• WHAT IS BEING ASKED
Search the data for the string "offset" and gather each line it is in.
* Start GIVEN RECORDS *
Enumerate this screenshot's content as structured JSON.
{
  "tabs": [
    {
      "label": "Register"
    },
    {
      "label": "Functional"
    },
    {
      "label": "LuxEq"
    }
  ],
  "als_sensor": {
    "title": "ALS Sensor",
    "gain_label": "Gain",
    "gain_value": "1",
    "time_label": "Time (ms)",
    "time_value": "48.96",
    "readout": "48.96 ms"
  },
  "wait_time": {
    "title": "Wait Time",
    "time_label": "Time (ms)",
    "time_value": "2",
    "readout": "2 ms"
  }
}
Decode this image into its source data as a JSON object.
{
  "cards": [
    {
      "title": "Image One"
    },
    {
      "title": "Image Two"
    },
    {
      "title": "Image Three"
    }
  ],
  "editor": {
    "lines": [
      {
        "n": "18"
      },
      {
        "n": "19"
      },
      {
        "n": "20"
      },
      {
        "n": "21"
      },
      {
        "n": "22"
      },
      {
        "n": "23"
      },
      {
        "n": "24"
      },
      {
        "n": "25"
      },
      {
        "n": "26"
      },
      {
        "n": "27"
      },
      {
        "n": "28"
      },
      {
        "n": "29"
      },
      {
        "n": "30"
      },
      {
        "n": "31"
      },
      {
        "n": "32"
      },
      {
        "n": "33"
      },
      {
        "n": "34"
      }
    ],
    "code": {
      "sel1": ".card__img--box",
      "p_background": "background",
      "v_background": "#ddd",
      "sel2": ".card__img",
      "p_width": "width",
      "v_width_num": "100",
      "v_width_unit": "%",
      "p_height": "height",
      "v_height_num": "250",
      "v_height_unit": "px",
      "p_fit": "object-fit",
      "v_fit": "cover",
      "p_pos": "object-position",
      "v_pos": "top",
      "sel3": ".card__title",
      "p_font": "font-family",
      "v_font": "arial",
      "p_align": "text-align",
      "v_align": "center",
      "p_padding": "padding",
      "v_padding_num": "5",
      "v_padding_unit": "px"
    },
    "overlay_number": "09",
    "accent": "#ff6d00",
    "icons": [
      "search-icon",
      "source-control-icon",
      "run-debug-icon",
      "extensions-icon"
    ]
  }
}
* End GIVEN RECORDS *
* Start GIVEN RECORDS *
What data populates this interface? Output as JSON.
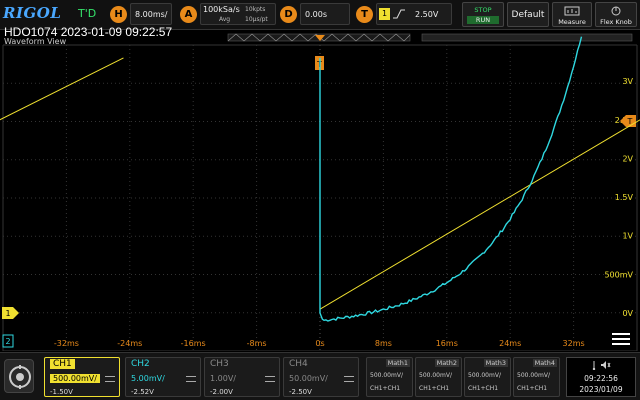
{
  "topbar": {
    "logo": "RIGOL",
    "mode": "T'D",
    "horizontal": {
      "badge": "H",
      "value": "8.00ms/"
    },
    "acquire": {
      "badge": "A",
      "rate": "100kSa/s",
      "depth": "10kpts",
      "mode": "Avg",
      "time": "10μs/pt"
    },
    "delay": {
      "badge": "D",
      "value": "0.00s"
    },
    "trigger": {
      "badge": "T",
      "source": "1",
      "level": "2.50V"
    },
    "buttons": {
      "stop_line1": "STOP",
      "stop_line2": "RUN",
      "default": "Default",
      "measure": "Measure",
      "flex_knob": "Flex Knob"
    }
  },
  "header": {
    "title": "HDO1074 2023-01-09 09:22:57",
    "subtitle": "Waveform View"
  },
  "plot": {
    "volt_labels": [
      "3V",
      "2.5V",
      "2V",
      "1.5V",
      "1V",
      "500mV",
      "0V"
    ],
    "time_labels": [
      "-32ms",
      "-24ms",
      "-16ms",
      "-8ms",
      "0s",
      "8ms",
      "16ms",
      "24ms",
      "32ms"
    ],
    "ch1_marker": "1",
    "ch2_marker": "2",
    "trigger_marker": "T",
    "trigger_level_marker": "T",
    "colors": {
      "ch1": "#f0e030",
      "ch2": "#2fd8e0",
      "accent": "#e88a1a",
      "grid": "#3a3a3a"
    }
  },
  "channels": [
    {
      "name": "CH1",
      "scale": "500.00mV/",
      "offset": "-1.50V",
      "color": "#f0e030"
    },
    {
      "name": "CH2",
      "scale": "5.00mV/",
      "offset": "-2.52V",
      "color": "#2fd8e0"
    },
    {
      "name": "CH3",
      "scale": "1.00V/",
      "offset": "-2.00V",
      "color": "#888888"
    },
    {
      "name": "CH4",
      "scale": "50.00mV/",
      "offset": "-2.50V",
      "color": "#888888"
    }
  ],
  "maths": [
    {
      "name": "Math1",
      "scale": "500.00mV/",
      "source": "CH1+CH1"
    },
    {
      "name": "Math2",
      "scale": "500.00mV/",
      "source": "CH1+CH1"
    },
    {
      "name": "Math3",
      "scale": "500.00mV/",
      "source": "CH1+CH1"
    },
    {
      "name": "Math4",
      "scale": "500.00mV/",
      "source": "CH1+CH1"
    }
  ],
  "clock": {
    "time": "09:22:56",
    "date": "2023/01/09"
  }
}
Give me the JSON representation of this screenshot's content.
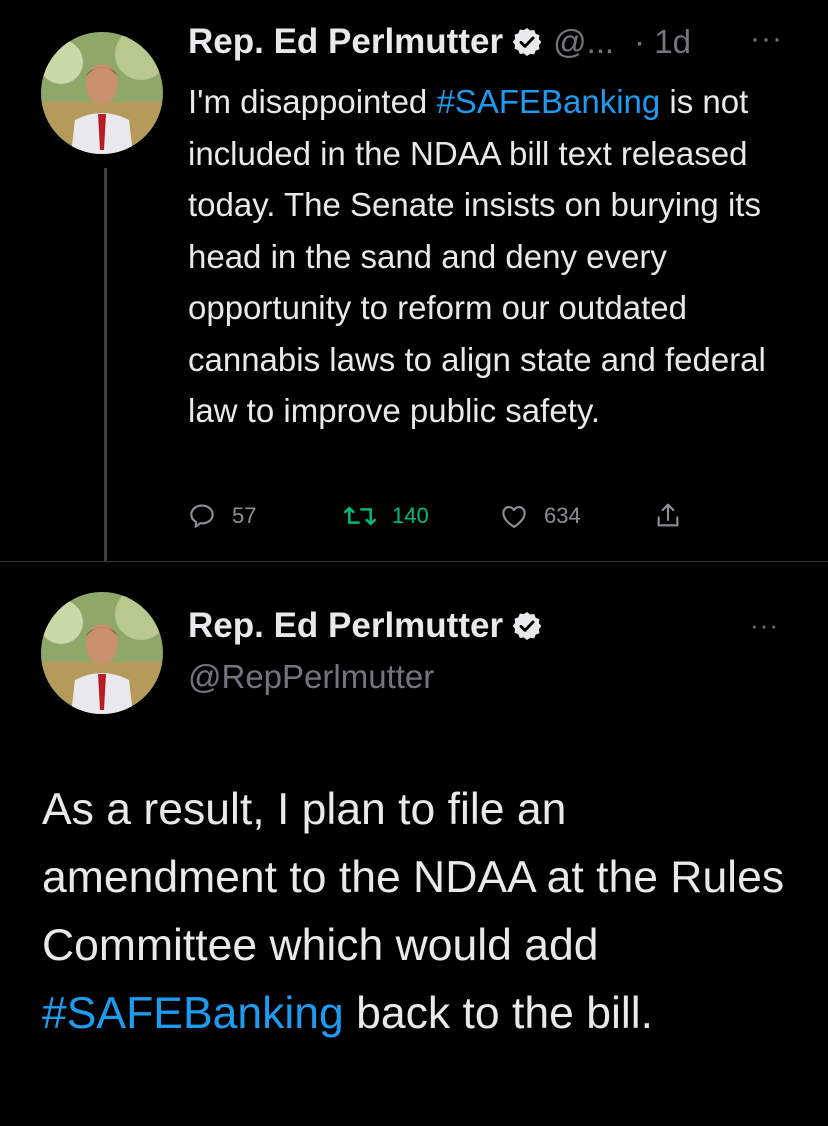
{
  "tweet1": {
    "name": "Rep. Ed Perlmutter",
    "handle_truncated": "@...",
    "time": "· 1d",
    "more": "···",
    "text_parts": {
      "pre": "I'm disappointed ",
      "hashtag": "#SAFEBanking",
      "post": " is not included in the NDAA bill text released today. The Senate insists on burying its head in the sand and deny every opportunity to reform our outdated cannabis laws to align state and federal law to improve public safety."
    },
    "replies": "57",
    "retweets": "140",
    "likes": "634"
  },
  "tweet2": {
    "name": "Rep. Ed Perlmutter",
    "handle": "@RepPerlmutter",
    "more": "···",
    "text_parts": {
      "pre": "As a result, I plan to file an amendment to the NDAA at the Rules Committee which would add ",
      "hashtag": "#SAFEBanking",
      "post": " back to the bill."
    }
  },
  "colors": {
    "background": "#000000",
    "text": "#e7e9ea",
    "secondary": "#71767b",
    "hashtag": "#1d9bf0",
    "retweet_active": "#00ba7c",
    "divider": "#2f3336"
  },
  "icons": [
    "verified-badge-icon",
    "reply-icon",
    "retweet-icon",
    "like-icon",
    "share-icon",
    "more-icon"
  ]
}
* End GIVEN RECORDS *
* Start GIVEN RECORDS *
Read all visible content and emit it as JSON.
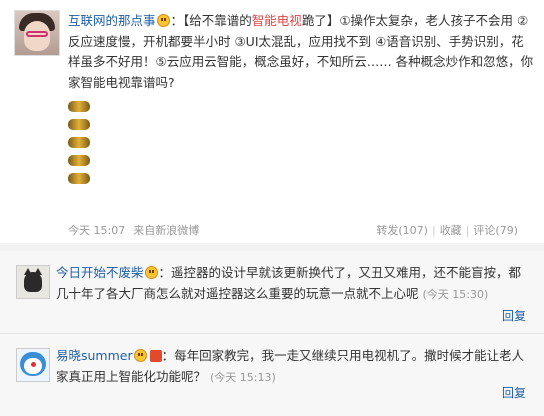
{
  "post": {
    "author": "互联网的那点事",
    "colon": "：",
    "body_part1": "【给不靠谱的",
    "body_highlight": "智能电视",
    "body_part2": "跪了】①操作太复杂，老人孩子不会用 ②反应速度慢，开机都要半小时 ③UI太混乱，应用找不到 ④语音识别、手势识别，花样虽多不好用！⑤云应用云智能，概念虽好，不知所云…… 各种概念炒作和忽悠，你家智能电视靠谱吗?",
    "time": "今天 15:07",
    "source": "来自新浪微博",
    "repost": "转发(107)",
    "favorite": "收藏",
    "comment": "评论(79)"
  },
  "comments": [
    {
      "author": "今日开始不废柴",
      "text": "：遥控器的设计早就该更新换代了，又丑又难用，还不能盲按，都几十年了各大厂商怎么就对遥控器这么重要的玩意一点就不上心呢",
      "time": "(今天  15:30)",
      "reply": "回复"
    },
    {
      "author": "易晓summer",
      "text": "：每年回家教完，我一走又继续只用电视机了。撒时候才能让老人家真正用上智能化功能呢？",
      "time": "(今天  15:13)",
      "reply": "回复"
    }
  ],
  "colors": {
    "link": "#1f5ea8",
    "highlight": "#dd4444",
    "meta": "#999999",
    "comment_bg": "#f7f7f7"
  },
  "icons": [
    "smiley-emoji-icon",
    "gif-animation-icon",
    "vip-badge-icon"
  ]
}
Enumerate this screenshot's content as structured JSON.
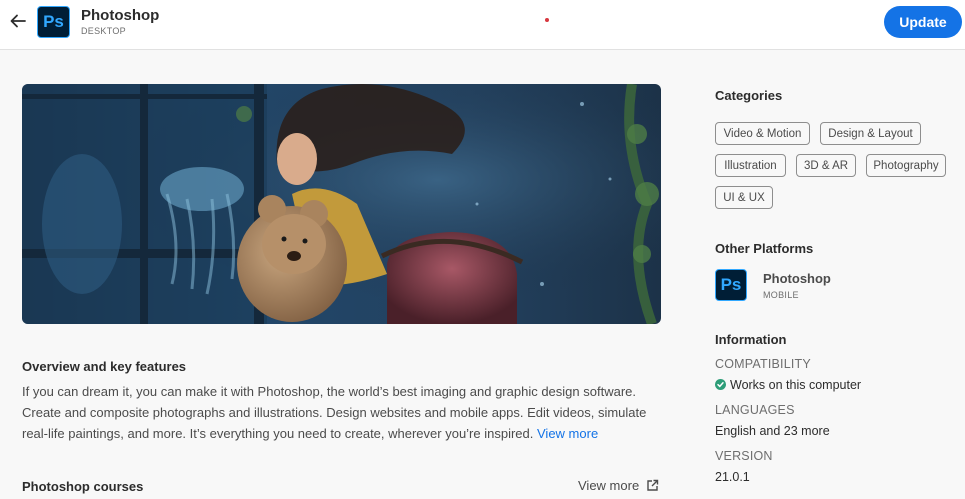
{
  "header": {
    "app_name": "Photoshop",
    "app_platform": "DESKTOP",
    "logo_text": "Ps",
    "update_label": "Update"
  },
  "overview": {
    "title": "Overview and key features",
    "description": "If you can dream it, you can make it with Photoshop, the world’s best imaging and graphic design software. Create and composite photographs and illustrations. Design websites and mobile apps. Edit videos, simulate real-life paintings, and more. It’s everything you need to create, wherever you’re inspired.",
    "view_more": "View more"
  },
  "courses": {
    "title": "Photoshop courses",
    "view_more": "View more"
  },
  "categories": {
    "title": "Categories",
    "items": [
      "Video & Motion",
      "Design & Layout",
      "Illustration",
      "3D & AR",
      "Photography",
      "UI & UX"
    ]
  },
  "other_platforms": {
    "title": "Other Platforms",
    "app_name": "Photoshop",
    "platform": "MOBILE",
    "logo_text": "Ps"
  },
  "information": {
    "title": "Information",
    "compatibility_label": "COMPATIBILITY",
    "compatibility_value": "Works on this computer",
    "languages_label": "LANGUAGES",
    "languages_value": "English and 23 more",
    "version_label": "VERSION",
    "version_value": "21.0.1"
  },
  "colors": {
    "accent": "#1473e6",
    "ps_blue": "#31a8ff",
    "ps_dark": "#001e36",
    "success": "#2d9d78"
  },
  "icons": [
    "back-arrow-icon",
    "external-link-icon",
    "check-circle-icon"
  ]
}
* End GIVEN RECORDS *
• EXERCISE RESULT
      "offset": "-1.50V",
      "offset": "-2.52V",
      "offset": "-2.00V",
      "offset": "-2.50V",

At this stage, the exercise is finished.